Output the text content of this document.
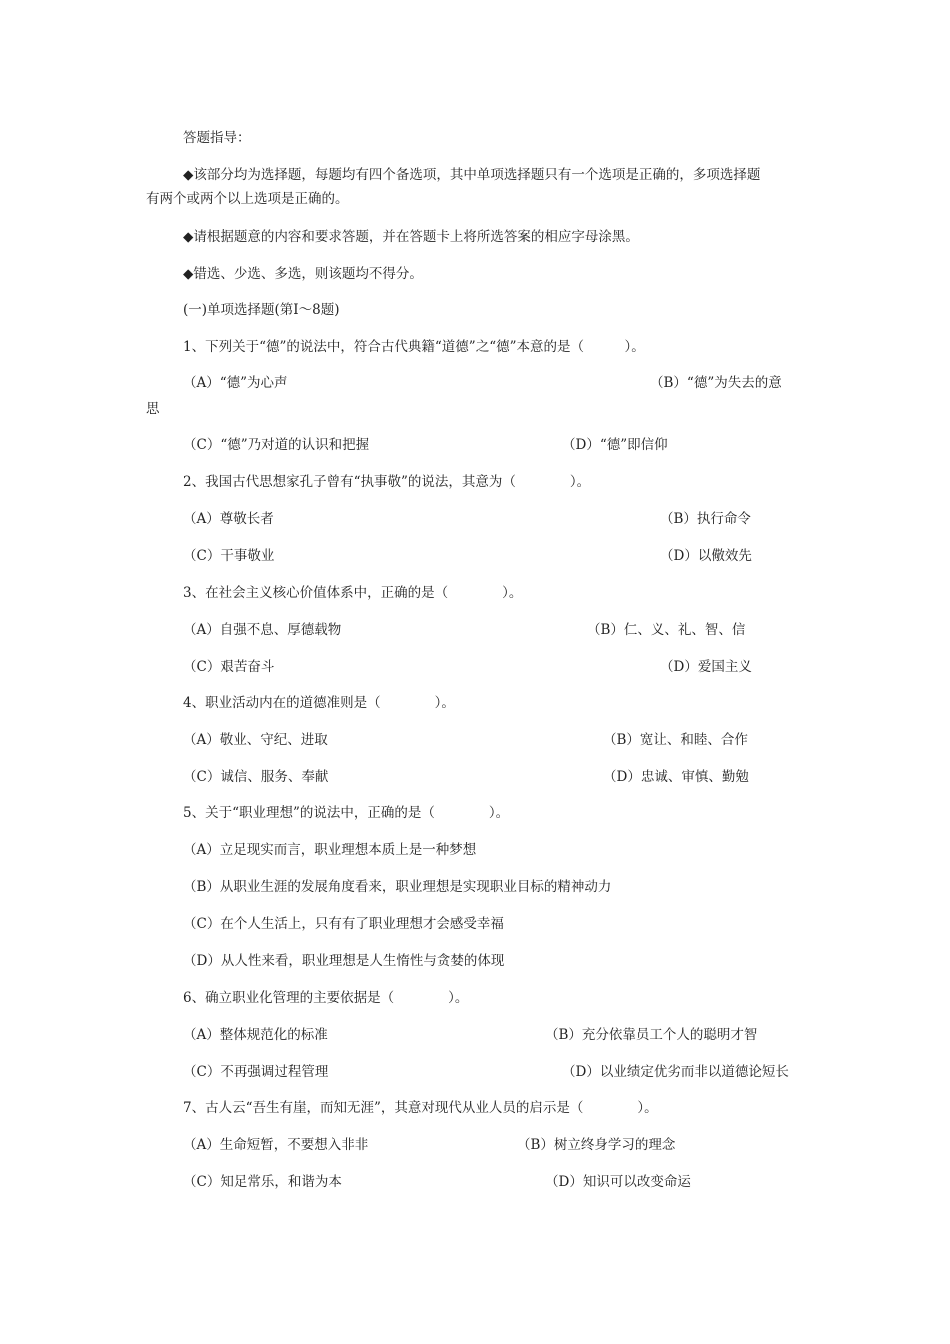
答题指导：
◆该部分均为选择题，每题均有四个备选项，其中单项选择题只有一个选项是正确的，多项选择题
有两个或两个以上选项是正确的。
◆请根据题意的内容和要求答题，并在答题卡上将所选答案的相应字母涂黑。
◆错选、少选、多选，则该题均不得分。
(一)单项选择题(第Ⅰ～8题)
1、下列关于“德”的说法中，符合古代典籍“道德”之“德”本意的是（　　　）。
（A）“德”为心声	（B）“德”为失去的意
思
（C）“德”乃对道的认识和把握	（D）“德”即信仰
2、我国古代思想家孔子曾有“执事敬”的说法，其意为（　　　　）。
（A）尊敬长者	（B）执行命令
（C）干事敬业	（D）以儆效先
3、在社会主义核心价值体系中，正确的是（　　　　）。
（A）自强不息、厚德载物	（B）仁、义、礼、智、信
（C）艰苦奋斗	（D）爱国主义
4、职业活动内在的道德准则是（　　　　）。
（A）敬业、守纪、进取	（B）宽让、和睦、合作
（C）诚信、服务、奉献	（D）忠诚、审慎、勤勉
5、关于“职业理想”的说法中，正确的是（　　　　）。
（A）立足现实而言，职业理想本质上是一种梦想
（B）从职业生涯的发展角度看来，职业理想是实现职业目标的精神动力
（C）在个人生活上，只有有了职业理想才会感受幸福
（D）从人性来看，职业理想是人生惰性与贪婪的体现
6、确立职业化管理的主要依据是（　　　　）。
（A）整体规范化的标准	（B）充分依靠员工个人的聪明才智
（C）不再强调过程管理	（D）以业绩定优劣而非以道德论短长
7、古人云“吾生有崖，而知无涯”，其意对现代从业人员的启示是（　　　　）。
（A）生命短暂，不要想入非非	（B）树立终身学习的理念
（C）知足常乐，和谐为本	（D）知识可以改变命运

# Problem to solve
Without the pictures, repeat all the records word for word.

# Reply to the task
Output the text content of this document.
答题指导：
◆该部分均为选择题，每题均有四个备选项，其中单项选择题只有一个选项是正确的，多项选择题
有两个或两个以上选项是正确的。
◆请根据题意的内容和要求答题，并在答题卡上将所选答案的相应字母涂黑。
◆错选、少选、多选，则该题均不得分。
(一)单项选择题(第Ⅰ～8题)
1、下列关于“德”的说法中，符合古代典籍“道德”之“德”本意的是（　　　）。
（A）“德”为心声	（B）“德”为失去的意
思
（C）“德”乃对道的认识和把握	（D）“德”即信仰
2、我国古代思想家孔子曾有“执事敬”的说法，其意为（　　　　）。
（A）尊敬长者	（B）执行命令
（C）干事敬业	（D）以儆效先
3、在社会主义核心价值体系中，正确的是（　　　　）。
（A）自强不息、厚德载物	（B）仁、义、礼、智、信
（C）艰苦奋斗	（D）爱国主义
4、职业活动内在的道德准则是（　　　　）。
（A）敬业、守纪、进取	（B）宽让、和睦、合作
（C）诚信、服务、奉献	（D）忠诚、审慎、勤勉
5、关于“职业理想”的说法中，正确的是（　　　　）。
（A）立足现实而言，职业理想本质上是一种梦想
（B）从职业生涯的发展角度看来，职业理想是实现职业目标的精神动力
（C）在个人生活上，只有有了职业理想才会感受幸福
（D）从人性来看，职业理想是人生惰性与贪婪的体现
6、确立职业化管理的主要依据是（　　　　）。
（A）整体规范化的标准	（B）充分依靠员工个人的聪明才智
（C）不再强调过程管理	（D）以业绩定优劣而非以道德论短长
7、古人云“吾生有崖，而知无涯”，其意对现代从业人员的启示是（　　　　）。
（A）生命短暂，不要想入非非	（B）树立终身学习的理念
（C）知足常乐，和谐为本	（D）知识可以改变命运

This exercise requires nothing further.